STATED GOAL: Copy every line with the string "forests" in it.

===============

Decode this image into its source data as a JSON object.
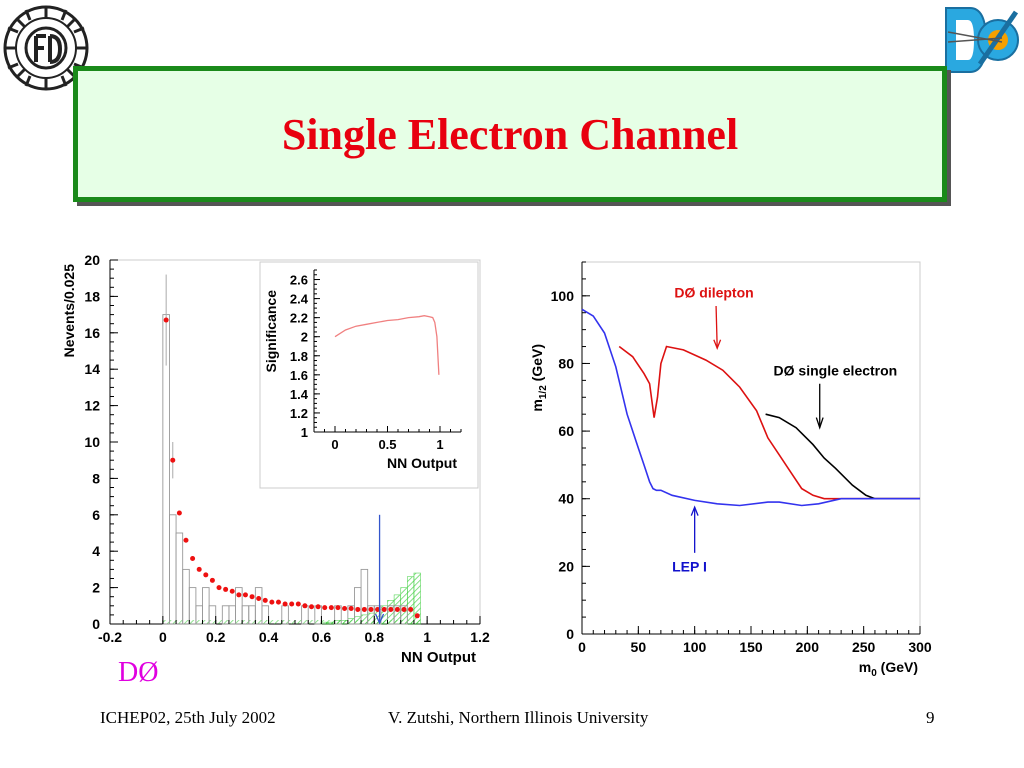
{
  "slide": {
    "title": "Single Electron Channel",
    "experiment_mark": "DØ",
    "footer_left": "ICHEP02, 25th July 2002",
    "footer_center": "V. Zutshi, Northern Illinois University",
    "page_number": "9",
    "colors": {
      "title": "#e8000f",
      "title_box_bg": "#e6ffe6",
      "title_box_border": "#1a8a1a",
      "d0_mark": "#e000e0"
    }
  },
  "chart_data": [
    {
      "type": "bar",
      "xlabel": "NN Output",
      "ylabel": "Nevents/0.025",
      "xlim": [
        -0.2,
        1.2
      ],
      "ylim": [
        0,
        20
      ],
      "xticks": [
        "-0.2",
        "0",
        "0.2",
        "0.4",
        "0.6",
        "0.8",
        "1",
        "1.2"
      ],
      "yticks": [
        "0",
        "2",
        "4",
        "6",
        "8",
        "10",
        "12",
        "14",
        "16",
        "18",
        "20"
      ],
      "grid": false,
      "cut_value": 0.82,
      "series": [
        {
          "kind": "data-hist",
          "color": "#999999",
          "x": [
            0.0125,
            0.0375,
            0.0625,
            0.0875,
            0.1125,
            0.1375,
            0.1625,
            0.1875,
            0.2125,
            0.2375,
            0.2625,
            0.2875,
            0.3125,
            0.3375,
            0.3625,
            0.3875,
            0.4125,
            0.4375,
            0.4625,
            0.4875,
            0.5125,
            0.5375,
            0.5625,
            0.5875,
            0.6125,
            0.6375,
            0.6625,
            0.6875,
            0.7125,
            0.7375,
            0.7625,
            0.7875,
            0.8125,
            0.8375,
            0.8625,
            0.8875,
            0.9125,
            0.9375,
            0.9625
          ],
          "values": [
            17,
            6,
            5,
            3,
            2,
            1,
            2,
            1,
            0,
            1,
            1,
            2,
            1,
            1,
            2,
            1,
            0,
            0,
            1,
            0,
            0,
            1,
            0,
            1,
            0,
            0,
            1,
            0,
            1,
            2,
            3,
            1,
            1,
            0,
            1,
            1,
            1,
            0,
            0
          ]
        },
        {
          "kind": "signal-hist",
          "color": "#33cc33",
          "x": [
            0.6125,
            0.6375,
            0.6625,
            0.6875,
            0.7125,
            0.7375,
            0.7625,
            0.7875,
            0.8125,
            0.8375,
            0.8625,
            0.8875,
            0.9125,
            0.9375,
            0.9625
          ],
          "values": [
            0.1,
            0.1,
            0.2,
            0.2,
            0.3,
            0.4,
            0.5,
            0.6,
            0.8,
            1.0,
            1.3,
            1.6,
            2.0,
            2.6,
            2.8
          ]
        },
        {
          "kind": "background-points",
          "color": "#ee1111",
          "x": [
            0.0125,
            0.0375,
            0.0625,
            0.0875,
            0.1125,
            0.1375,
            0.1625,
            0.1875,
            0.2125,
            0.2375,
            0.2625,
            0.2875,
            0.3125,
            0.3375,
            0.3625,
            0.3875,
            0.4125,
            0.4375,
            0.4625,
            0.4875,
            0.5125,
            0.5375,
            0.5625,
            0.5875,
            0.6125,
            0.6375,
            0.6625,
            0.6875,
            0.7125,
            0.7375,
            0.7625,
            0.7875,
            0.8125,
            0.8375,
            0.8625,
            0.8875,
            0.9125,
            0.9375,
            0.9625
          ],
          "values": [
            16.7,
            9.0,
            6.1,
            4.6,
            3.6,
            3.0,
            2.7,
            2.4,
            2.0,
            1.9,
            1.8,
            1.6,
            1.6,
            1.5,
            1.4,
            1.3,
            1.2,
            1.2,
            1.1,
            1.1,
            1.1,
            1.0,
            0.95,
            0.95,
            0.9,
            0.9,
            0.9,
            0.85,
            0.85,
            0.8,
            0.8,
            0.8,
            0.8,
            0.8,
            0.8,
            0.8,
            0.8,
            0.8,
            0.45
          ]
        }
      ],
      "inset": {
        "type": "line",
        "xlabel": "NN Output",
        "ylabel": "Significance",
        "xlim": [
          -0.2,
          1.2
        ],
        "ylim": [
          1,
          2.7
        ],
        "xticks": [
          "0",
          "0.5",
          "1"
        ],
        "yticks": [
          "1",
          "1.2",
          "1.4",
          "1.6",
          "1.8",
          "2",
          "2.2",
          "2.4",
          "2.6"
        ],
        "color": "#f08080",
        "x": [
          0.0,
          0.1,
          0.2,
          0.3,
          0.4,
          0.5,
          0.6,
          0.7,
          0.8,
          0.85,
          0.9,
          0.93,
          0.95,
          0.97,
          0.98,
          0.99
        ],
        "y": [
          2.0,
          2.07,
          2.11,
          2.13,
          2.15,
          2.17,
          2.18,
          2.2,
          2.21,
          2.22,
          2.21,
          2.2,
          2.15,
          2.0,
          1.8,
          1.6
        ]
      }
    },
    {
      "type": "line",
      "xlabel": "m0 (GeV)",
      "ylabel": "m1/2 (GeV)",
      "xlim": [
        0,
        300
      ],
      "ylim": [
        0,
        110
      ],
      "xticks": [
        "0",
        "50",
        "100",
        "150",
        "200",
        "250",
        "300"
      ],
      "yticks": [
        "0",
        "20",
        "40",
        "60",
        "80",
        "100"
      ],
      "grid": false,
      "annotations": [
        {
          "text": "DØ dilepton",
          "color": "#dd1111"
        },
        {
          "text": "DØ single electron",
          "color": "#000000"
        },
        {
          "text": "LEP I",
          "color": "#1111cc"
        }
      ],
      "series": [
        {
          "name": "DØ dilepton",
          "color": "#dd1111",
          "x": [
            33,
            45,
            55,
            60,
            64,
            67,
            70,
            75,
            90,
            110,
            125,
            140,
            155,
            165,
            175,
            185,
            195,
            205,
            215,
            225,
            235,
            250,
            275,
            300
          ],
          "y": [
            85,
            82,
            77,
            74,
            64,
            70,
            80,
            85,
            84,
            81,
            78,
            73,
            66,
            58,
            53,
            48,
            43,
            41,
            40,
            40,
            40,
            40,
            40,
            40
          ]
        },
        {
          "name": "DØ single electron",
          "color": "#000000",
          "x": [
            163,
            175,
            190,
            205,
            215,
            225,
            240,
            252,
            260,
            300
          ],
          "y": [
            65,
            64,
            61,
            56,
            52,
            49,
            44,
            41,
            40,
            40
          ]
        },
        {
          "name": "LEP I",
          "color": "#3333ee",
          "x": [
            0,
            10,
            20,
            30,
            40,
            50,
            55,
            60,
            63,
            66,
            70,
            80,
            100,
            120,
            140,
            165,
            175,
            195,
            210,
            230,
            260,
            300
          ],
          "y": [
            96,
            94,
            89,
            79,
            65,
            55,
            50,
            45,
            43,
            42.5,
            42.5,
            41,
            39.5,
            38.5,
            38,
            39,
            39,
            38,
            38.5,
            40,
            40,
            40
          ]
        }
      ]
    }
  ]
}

===============

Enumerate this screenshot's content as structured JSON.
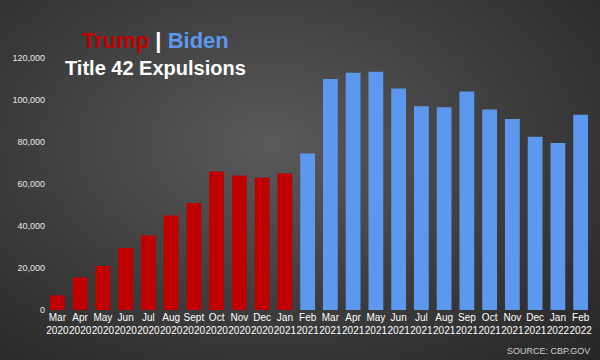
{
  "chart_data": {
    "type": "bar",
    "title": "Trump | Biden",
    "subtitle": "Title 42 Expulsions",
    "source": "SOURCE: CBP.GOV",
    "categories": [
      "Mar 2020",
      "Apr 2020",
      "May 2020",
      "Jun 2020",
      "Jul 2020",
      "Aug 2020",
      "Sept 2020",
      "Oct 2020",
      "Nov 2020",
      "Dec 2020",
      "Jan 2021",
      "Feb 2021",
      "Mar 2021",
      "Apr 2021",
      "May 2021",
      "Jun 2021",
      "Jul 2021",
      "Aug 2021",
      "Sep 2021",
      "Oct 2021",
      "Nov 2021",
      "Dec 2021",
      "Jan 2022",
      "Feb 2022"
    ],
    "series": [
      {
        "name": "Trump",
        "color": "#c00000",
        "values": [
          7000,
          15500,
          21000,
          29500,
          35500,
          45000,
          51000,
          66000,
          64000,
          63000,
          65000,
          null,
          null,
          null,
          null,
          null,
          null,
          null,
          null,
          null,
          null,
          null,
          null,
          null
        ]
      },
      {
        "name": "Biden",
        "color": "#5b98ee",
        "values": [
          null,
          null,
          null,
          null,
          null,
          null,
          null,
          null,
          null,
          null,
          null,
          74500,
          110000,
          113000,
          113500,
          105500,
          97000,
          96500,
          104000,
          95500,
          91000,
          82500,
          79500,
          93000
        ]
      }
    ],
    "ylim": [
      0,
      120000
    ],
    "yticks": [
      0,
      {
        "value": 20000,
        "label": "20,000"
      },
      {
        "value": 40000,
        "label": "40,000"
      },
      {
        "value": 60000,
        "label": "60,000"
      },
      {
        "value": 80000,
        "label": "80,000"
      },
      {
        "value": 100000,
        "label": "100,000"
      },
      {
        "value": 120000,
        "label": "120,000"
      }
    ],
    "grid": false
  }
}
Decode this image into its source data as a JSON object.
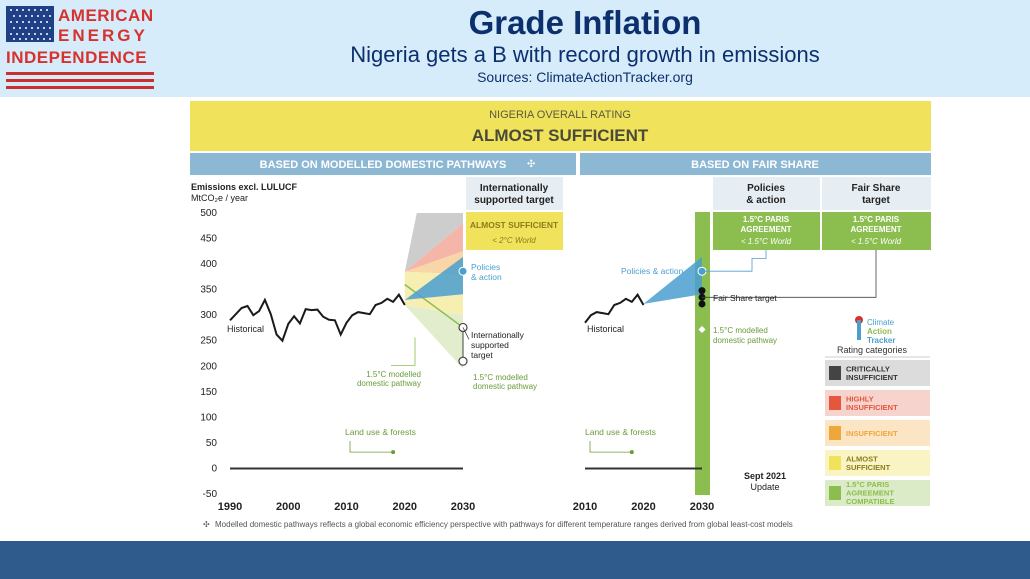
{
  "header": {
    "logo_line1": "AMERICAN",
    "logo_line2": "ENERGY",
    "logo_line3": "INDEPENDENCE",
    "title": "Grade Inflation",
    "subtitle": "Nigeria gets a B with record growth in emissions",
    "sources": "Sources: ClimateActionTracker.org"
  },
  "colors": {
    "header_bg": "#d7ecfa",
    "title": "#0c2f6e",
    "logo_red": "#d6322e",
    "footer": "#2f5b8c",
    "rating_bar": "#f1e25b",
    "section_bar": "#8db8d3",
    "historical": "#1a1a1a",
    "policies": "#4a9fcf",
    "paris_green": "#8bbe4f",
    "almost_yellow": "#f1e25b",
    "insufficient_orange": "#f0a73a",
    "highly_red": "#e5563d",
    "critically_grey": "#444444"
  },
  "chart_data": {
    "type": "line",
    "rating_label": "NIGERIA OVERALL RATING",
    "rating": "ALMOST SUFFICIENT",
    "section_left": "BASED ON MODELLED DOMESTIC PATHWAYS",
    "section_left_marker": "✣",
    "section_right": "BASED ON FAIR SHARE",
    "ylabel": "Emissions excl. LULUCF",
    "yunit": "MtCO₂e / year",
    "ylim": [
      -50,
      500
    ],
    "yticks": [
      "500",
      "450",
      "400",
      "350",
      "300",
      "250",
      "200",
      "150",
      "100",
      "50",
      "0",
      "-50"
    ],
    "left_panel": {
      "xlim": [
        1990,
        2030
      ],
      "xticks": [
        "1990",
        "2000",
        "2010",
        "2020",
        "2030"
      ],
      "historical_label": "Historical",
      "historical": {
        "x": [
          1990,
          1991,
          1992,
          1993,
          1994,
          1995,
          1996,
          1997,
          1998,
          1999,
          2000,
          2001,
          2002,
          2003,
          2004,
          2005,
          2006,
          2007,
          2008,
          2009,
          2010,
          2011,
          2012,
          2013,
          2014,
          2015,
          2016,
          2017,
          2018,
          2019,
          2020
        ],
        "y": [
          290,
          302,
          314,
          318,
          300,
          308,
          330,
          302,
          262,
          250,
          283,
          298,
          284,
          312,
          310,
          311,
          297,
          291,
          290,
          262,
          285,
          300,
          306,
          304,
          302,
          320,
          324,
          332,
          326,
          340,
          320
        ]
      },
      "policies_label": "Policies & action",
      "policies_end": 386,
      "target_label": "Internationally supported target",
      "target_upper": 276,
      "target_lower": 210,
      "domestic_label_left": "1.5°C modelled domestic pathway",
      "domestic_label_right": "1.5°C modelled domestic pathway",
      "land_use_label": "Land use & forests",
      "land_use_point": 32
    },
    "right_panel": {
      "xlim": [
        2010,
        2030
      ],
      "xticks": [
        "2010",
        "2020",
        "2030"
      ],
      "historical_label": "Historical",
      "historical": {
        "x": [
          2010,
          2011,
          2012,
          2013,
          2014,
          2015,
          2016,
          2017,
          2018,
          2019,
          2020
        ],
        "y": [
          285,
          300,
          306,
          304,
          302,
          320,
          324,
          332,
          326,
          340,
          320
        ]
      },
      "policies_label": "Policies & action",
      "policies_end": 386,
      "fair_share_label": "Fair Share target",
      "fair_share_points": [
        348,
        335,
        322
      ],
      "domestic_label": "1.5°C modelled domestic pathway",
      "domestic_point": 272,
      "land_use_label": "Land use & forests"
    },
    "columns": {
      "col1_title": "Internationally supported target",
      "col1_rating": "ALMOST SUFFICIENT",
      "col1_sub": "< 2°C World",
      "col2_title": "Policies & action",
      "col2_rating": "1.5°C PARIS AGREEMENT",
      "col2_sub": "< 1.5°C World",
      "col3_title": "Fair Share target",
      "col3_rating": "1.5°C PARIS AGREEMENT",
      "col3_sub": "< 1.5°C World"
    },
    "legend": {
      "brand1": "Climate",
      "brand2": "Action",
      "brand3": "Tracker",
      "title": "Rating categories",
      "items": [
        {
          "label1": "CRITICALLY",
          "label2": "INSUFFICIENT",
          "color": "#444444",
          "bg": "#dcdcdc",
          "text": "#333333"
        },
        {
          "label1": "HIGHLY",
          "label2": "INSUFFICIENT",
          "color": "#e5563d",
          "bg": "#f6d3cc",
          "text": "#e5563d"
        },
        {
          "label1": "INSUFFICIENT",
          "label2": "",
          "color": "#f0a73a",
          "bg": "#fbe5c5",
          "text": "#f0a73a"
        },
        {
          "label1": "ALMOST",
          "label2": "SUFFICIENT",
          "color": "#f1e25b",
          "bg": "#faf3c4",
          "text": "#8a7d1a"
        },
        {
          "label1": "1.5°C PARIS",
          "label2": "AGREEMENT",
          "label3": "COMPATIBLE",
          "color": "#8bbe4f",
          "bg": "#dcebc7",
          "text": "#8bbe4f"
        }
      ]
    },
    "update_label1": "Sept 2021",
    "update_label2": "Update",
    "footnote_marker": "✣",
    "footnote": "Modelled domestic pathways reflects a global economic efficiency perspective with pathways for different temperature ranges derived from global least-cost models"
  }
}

===============

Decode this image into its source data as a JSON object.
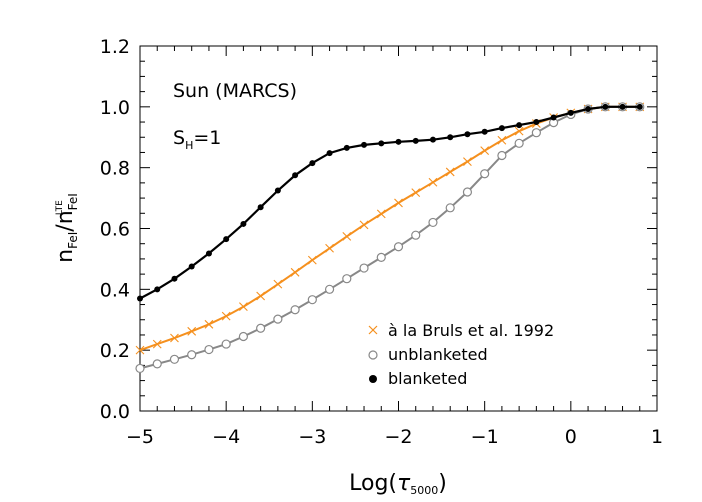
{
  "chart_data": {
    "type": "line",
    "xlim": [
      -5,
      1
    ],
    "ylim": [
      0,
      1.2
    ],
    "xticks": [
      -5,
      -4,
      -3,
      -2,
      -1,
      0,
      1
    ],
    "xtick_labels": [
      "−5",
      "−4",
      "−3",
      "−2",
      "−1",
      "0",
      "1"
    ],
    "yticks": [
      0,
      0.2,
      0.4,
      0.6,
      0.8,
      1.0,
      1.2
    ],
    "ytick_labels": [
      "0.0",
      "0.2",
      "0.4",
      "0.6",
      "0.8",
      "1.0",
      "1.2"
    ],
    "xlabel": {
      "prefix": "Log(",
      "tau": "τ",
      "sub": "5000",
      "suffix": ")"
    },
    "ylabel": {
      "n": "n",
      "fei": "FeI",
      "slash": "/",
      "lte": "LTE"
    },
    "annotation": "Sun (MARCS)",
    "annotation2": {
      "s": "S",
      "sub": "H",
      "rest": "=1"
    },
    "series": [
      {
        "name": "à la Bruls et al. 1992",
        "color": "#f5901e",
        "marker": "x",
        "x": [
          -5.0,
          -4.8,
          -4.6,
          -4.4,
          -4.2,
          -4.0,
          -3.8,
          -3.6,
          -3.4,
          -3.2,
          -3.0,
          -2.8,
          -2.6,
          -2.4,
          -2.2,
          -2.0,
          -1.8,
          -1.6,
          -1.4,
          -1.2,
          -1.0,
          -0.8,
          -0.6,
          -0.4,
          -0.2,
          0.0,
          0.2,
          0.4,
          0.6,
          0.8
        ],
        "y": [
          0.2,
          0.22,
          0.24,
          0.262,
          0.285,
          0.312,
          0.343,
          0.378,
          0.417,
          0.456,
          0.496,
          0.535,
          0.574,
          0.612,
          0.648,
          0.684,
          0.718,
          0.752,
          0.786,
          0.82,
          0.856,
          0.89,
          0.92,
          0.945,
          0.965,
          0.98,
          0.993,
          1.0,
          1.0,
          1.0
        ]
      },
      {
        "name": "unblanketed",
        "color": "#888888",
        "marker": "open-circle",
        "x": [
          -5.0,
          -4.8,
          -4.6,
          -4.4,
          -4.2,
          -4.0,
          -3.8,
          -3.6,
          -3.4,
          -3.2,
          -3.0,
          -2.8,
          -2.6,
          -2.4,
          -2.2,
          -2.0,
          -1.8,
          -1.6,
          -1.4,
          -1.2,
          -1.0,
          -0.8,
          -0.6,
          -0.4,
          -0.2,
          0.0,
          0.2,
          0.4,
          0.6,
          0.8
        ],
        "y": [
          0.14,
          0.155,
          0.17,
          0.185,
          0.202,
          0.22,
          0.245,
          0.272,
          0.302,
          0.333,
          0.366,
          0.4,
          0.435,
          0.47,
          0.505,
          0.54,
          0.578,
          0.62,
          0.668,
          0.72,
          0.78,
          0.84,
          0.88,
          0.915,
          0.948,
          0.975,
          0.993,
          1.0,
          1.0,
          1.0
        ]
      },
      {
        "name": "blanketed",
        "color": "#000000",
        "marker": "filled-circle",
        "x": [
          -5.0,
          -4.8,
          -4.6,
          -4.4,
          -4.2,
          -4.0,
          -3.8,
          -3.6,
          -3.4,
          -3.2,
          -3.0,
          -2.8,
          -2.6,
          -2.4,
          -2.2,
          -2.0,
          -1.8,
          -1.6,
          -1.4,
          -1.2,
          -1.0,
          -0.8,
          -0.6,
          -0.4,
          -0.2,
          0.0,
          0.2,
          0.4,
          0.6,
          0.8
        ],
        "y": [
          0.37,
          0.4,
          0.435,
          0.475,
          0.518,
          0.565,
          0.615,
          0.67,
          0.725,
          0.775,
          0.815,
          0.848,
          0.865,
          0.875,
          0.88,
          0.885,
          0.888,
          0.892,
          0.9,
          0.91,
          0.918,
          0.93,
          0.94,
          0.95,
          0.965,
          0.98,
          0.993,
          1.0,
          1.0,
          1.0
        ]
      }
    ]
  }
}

===============

THE SOLUTION:
      "land_use_label": "Land use & forests",
      "land_use_label": "Land use & forests"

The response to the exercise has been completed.